Your task » An exact reproduction of the records is required, with all images left out.

Input records »
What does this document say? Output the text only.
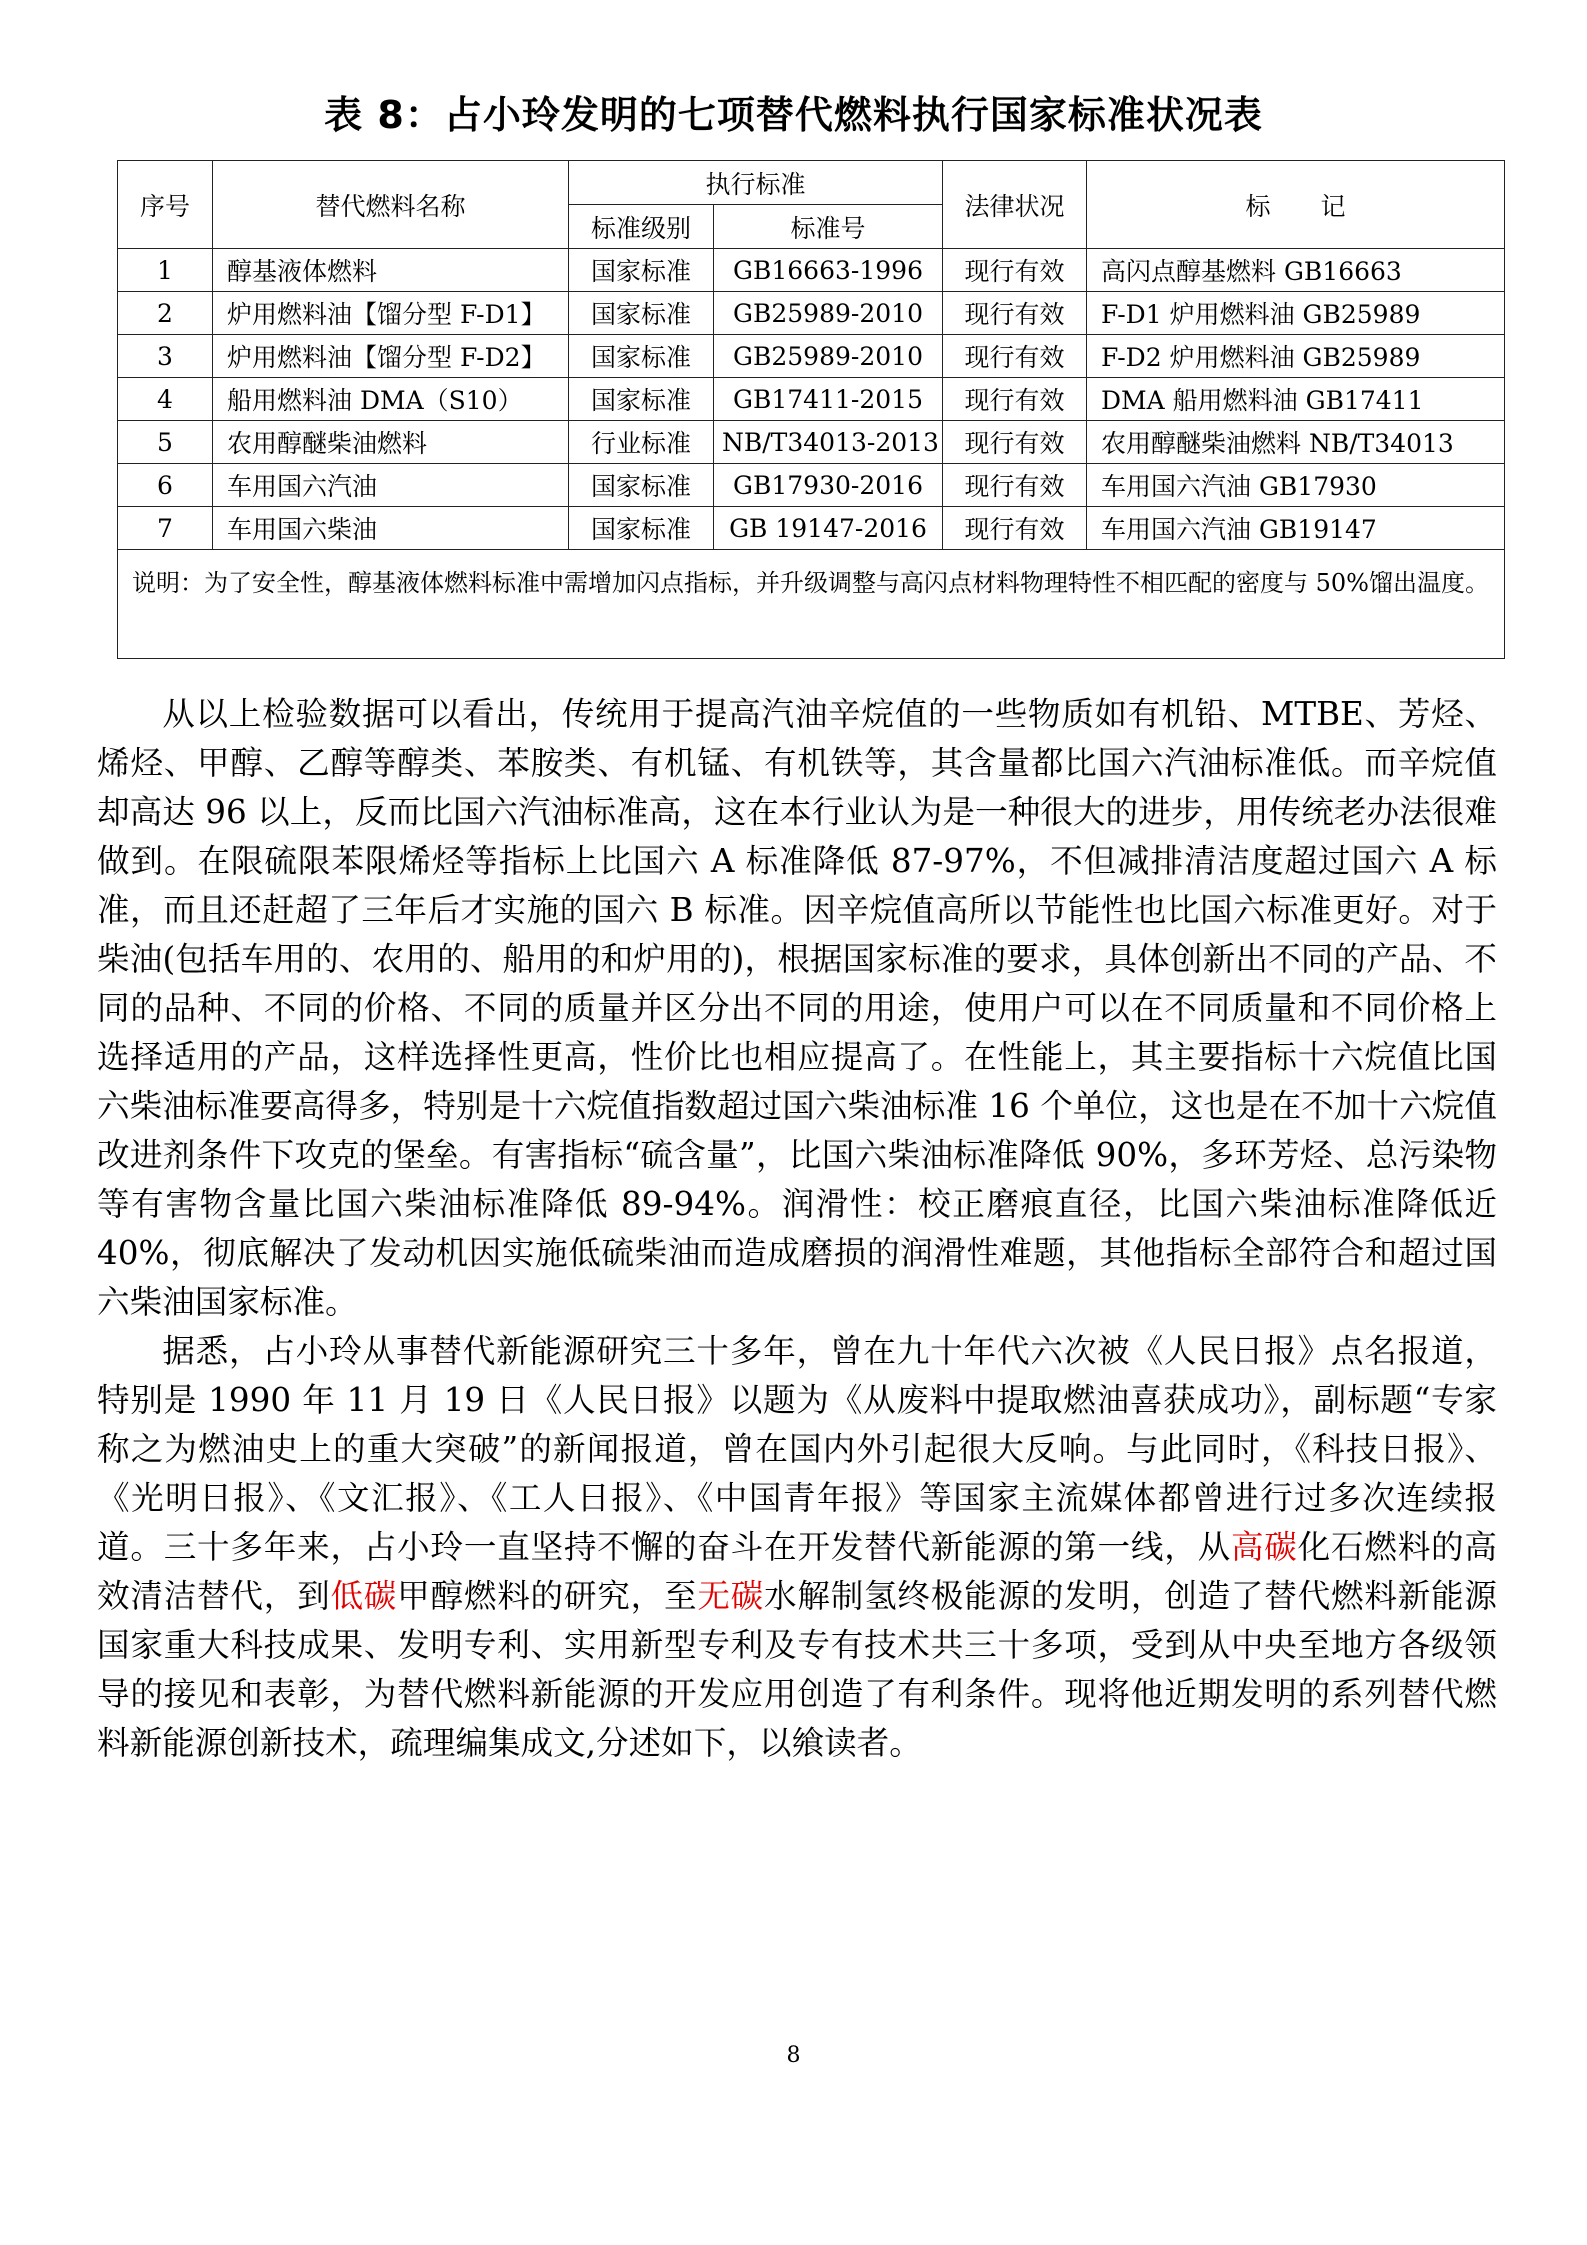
表 8：占小玲发明的七项替代燃料执行国家标准状况表
序号	替代燃料名称	执行标准		法律状况	标　　记
		标准级别	标准号		
1	醇基液体燃料	国家标准	GB16663-1996	现行有效	高闪点醇基燃料 GB16663
2	炉用燃料油【馏分型 F-D1】	国家标准	GB25989-2010	现行有效	F-D1 炉用燃料油 GB25989
3	炉用燃料油【馏分型 F-D2】	国家标准	GB25989-2010	现行有效	F-D2 炉用燃料油 GB25989
4	船用燃料油 DMA（S10）	国家标准	GB17411-2015	现行有效	DMA 船用燃料油 GB17411
5	农用醇醚柴油燃料	行业标准	NB/T34013-2013	现行有效	农用醇醚柴油燃料 NB/T34013
6	车用国六汽油	国家标准	GB17930-2016	现行有效	车用国六汽油 GB17930
7	车用国六柴油	国家标准	GB 19147-2016	现行有效	车用国六汽油 GB19147
说明：为了安全性，醇基液体燃料标准中需增加闪点指标，并升级调整与高闪点材料物理特性不相匹配的密度与 50%馏出温度。					

从以上检验数据可以看出，传统用于提高汽油辛烷值的一些物质如有机铅、MTBE、芳烃、烯烃、甲醇、乙醇等醇类、苯胺类、有机锰、有机铁等，其含量都比国六汽油标准低。而辛烷值却高达 96 以上，反而比国六汽油标准高，这在本行业认为是一种很大的进步，用传统老办法很难做到。在限硫限苯限烯烃等指标上比国六 A 标准降低 87-97%，不但减排清洁度超过国六 A 标准，而且还赶超了三年后才实施的国六 B 标准。因辛烷值高所以节能性也比国六标准更好。对于柴油(包括车用的、农用的、船用的和炉用的)，根据国家标准的要求，具体创新出不同的产品、不同的品种、不同的价格、不同的质量并区分出不同的用途，使用户可以在不同质量和不同价格上选择适用的产品，这样选择性更高，性价比也相应提高了。在性能上，其主要指标十六烷值比国六柴油标准要高得多，特别是十六烷值指数超过国六柴油标准 16 个单位，这也是在不加十六烷值改进剂条件下攻克的堡垒。有害指标“硫含量”，比国六柴油标准降低 90%，多环芳烃、总污染物等有害物含量比国六柴油标准降低 89-94%。润滑性：校正磨痕直径，比国六柴油标准降低近 40%，彻底解决了发动机因实施低硫柴油而造成磨损的润滑性难题，其他指标全部符合和超过国六柴油国家标准。

据悉，占小玲从事替代新能源研究三十多年，曾在九十年代六次被《人民日报》点名报道，特别是 1990 年 11 月 19 日《人民日报》以题为《从废料中提取燃油喜获成功》，副标题“专家称之为燃油史上的重大突破”的新闻报道，曾在国内外引起很大反响。与此同时，《科技日报》、《光明日报》、《文汇报》、《工人日报》、《中国青年报》等国家主流媒体都曾进行过多次连续报道。三十多年来，占小玲一直坚持不懈的奋斗在开发替代新能源的第一线，从高碳化石燃料的高效清洁替代，到低碳甲醇燃料的研究，至无碳水解制氢终极能源的发明，创造了替代燃料新能源国家重大科技成果、发明专利、实用新型专利及专有技术共三十多项，受到从中央至地方各级领导的接见和表彰，为替代燃料新能源的开发应用创造了有利条件。现将他近期发明的系列替代燃料新能源创新技术，疏理编集成文,分述如下，以飨读者。

8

Answer below »
What does this document say? Output the text only.
表 8：占小玲发明的七项替代燃料执行国家标准状况表
序号	替代燃料名称	执行标准		法律状况	标　　记
		标准级别	标准号		
1	醇基液体燃料	国家标准	GB16663-1996	现行有效	高闪点醇基燃料 GB16663
2	炉用燃料油【馏分型 F-D1】	国家标准	GB25989-2010	现行有效	F-D1 炉用燃料油 GB25989
3	炉用燃料油【馏分型 F-D2】	国家标准	GB25989-2010	现行有效	F-D2 炉用燃料油 GB25989
4	船用燃料油 DMA（S10）	国家标准	GB17411-2015	现行有效	DMA 船用燃料油 GB17411
5	农用醇醚柴油燃料	行业标准	NB/T34013-2013	现行有效	农用醇醚柴油燃料 NB/T34013
6	车用国六汽油	国家标准	GB17930-2016	现行有效	车用国六汽油 GB17930
7	车用国六柴油	国家标准	GB 19147-2016	现行有效	车用国六汽油 GB19147
说明：为了安全性，醇基液体燃料标准中需增加闪点指标，并升级调整与高闪点材料物理特性不相匹配的密度与 50%馏出温度。					

从以上检验数据可以看出，传统用于提高汽油辛烷值的一些物质如有机铅、MTBE、芳烃、烯烃、甲醇、乙醇等醇类、苯胺类、有机锰、有机铁等，其含量都比国六汽油标准低。而辛烷值却高达 96 以上，反而比国六汽油标准高，这在本行业认为是一种很大的进步，用传统老办法很难做到。在限硫限苯限烯烃等指标上比国六 A 标准降低 87-97%，不但减排清洁度超过国六 A 标准，而且还赶超了三年后才实施的国六 B 标准。因辛烷值高所以节能性也比国六标准更好。对于柴油(包括车用的、农用的、船用的和炉用的)，根据国家标准的要求，具体创新出不同的产品、不同的品种、不同的价格、不同的质量并区分出不同的用途，使用户可以在不同质量和不同价格上选择适用的产品，这样选择性更高，性价比也相应提高了。在性能上，其主要指标十六烷值比国六柴油标准要高得多，特别是十六烷值指数超过国六柴油标准 16 个单位，这也是在不加十六烷值改进剂条件下攻克的堡垒。有害指标“硫含量”，比国六柴油标准降低 90%，多环芳烃、总污染物等有害物含量比国六柴油标准降低 89-94%。润滑性：校正磨痕直径，比国六柴油标准降低近 40%，彻底解决了发动机因实施低硫柴油而造成磨损的润滑性难题，其他指标全部符合和超过国六柴油国家标准。

据悉，占小玲从事替代新能源研究三十多年，曾在九十年代六次被《人民日报》点名报道，特别是 1990 年 11 月 19 日《人民日报》以题为《从废料中提取燃油喜获成功》，副标题“专家称之为燃油史上的重大突破”的新闻报道，曾在国内外引起很大反响。与此同时，《科技日报》、《光明日报》、《文汇报》、《工人日报》、《中国青年报》等国家主流媒体都曾进行过多次连续报道。三十多年来，占小玲一直坚持不懈的奋斗在开发替代新能源的第一线，从高碳化石燃料的高效清洁替代，到低碳甲醇燃料的研究，至无碳水解制氢终极能源的发明，创造了替代燃料新能源国家重大科技成果、发明专利、实用新型专利及专有技术共三十多项，受到从中央至地方各级领导的接见和表彰，为替代燃料新能源的开发应用创造了有利条件。现将他近期发明的系列替代燃料新能源创新技术，疏理编集成文,分述如下，以飨读者。

8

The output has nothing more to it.